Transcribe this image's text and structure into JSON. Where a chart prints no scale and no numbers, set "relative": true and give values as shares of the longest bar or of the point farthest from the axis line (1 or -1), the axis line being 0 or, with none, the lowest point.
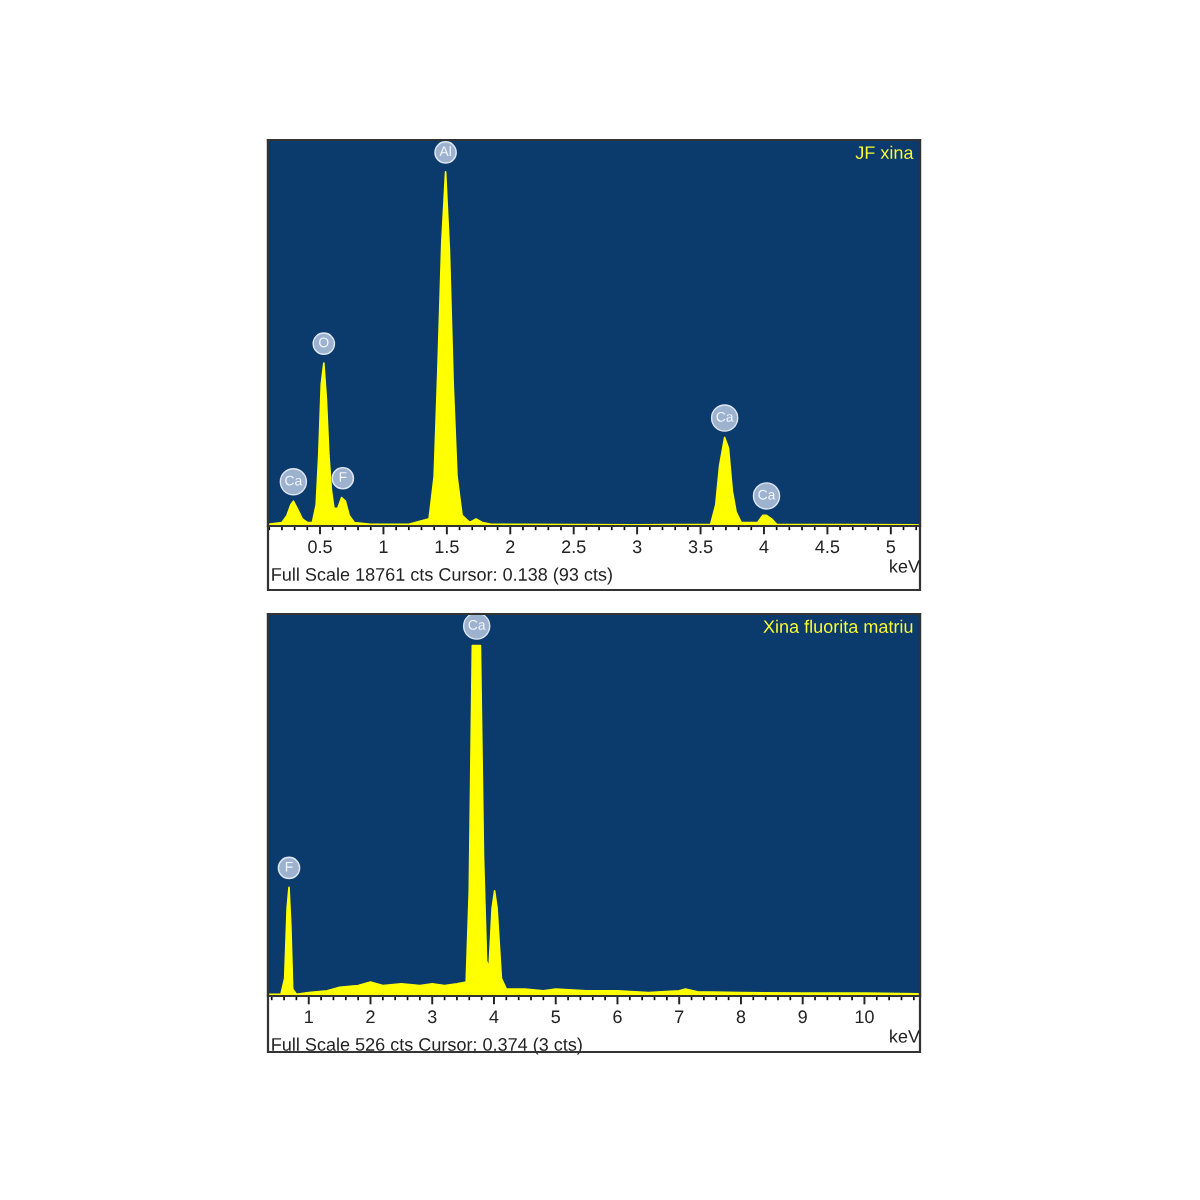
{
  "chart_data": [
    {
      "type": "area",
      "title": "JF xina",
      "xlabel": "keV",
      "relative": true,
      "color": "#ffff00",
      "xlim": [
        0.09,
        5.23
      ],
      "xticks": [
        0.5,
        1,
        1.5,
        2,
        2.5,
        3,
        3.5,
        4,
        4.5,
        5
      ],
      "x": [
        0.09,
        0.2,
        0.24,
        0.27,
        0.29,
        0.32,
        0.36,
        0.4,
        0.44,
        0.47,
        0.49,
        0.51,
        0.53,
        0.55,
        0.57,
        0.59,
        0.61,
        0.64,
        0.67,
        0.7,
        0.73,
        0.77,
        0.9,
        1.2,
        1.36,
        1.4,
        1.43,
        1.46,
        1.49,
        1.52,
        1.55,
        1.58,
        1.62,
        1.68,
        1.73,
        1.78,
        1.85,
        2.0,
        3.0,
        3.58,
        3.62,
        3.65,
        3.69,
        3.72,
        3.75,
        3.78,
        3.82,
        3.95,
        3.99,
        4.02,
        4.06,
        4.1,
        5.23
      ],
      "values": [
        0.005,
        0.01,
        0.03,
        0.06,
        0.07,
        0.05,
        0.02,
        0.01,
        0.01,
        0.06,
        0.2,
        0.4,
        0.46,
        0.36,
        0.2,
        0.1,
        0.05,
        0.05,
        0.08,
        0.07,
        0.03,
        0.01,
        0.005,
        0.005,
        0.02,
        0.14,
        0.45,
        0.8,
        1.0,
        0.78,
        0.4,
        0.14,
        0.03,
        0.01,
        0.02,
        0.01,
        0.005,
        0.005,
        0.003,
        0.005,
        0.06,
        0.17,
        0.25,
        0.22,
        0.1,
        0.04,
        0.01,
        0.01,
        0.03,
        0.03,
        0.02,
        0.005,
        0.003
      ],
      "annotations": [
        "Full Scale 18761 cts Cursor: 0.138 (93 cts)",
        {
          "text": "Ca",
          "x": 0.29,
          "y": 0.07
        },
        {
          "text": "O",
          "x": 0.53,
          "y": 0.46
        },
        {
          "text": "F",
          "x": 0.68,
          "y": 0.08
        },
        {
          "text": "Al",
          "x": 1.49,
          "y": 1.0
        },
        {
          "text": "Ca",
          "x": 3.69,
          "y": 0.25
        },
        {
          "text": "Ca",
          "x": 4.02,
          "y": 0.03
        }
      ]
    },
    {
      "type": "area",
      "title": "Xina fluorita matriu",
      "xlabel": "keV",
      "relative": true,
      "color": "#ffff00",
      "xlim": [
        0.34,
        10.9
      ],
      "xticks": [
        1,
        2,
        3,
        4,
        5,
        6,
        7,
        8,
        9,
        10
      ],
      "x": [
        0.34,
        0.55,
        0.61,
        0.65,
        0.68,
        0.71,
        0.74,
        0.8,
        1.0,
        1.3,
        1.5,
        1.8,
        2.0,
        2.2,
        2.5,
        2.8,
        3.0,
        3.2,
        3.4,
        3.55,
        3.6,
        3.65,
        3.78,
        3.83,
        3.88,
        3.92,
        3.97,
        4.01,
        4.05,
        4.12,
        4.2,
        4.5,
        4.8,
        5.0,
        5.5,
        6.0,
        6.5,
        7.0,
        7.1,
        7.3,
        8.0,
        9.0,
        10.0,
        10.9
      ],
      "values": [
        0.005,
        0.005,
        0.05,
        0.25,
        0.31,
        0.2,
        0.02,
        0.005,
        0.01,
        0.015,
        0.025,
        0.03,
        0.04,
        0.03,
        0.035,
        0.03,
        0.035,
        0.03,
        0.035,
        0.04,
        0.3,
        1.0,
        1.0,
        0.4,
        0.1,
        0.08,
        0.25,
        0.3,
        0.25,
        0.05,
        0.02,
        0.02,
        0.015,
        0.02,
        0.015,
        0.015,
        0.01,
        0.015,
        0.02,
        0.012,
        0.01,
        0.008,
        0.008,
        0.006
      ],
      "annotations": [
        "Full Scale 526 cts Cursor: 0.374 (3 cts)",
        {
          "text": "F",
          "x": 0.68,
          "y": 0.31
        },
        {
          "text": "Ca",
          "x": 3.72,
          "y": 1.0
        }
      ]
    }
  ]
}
-*-
DIRECTIVE: Make an exact copy of the records shown above, without the pictures.

COMPLETE RESPONSE:
Transcribe this image's text and structure into JSON. Where a chart prints no scale and no numbers, set "relative": true and give values as shares of the longest bar or of the point farthest from the axis line (1 or -1), the axis line being 0 or, with none, the lowest point.
{
  "chart_data": [
    {
      "type": "area",
      "title": "JF xina",
      "xlabel": "keV",
      "relative": true,
      "color": "#ffff00",
      "xlim": [
        0.09,
        5.23
      ],
      "xticks": [
        0.5,
        1,
        1.5,
        2,
        2.5,
        3,
        3.5,
        4,
        4.5,
        5
      ],
      "x": [
        0.09,
        0.2,
        0.24,
        0.27,
        0.29,
        0.32,
        0.36,
        0.4,
        0.44,
        0.47,
        0.49,
        0.51,
        0.53,
        0.55,
        0.57,
        0.59,
        0.61,
        0.64,
        0.67,
        0.7,
        0.73,
        0.77,
        0.9,
        1.2,
        1.36,
        1.4,
        1.43,
        1.46,
        1.49,
        1.52,
        1.55,
        1.58,
        1.62,
        1.68,
        1.73,
        1.78,
        1.85,
        2.0,
        3.0,
        3.58,
        3.62,
        3.65,
        3.69,
        3.72,
        3.75,
        3.78,
        3.82,
        3.95,
        3.99,
        4.02,
        4.06,
        4.1,
        5.23
      ],
      "values": [
        0.005,
        0.01,
        0.03,
        0.06,
        0.07,
        0.05,
        0.02,
        0.01,
        0.01,
        0.06,
        0.2,
        0.4,
        0.46,
        0.36,
        0.2,
        0.1,
        0.05,
        0.05,
        0.08,
        0.07,
        0.03,
        0.01,
        0.005,
        0.005,
        0.02,
        0.14,
        0.45,
        0.8,
        1.0,
        0.78,
        0.4,
        0.14,
        0.03,
        0.01,
        0.02,
        0.01,
        0.005,
        0.005,
        0.003,
        0.005,
        0.06,
        0.17,
        0.25,
        0.22,
        0.1,
        0.04,
        0.01,
        0.01,
        0.03,
        0.03,
        0.02,
        0.005,
        0.003
      ],
      "annotations": [
        "Full Scale 18761 cts Cursor: 0.138 (93 cts)",
        {
          "text": "Ca",
          "x": 0.29,
          "y": 0.07
        },
        {
          "text": "O",
          "x": 0.53,
          "y": 0.46
        },
        {
          "text": "F",
          "x": 0.68,
          "y": 0.08
        },
        {
          "text": "Al",
          "x": 1.49,
          "y": 1.0
        },
        {
          "text": "Ca",
          "x": 3.69,
          "y": 0.25
        },
        {
          "text": "Ca",
          "x": 4.02,
          "y": 0.03
        }
      ]
    },
    {
      "type": "area",
      "title": "Xina fluorita matriu",
      "xlabel": "keV",
      "relative": true,
      "color": "#ffff00",
      "xlim": [
        0.34,
        10.9
      ],
      "xticks": [
        1,
        2,
        3,
        4,
        5,
        6,
        7,
        8,
        9,
        10
      ],
      "x": [
        0.34,
        0.55,
        0.61,
        0.65,
        0.68,
        0.71,
        0.74,
        0.8,
        1.0,
        1.3,
        1.5,
        1.8,
        2.0,
        2.2,
        2.5,
        2.8,
        3.0,
        3.2,
        3.4,
        3.55,
        3.6,
        3.65,
        3.78,
        3.83,
        3.88,
        3.92,
        3.97,
        4.01,
        4.05,
        4.12,
        4.2,
        4.5,
        4.8,
        5.0,
        5.5,
        6.0,
        6.5,
        7.0,
        7.1,
        7.3,
        8.0,
        9.0,
        10.0,
        10.9
      ],
      "values": [
        0.005,
        0.005,
        0.05,
        0.25,
        0.31,
        0.2,
        0.02,
        0.005,
        0.01,
        0.015,
        0.025,
        0.03,
        0.04,
        0.03,
        0.035,
        0.03,
        0.035,
        0.03,
        0.035,
        0.04,
        0.3,
        1.0,
        1.0,
        0.4,
        0.1,
        0.08,
        0.25,
        0.3,
        0.25,
        0.05,
        0.02,
        0.02,
        0.015,
        0.02,
        0.015,
        0.015,
        0.01,
        0.015,
        0.02,
        0.012,
        0.01,
        0.008,
        0.008,
        0.006
      ],
      "annotations": [
        "Full Scale 526 cts Cursor: 0.374 (3 cts)",
        {
          "text": "F",
          "x": 0.68,
          "y": 0.31
        },
        {
          "text": "Ca",
          "x": 3.72,
          "y": 1.0
        }
      ]
    }
  ]
}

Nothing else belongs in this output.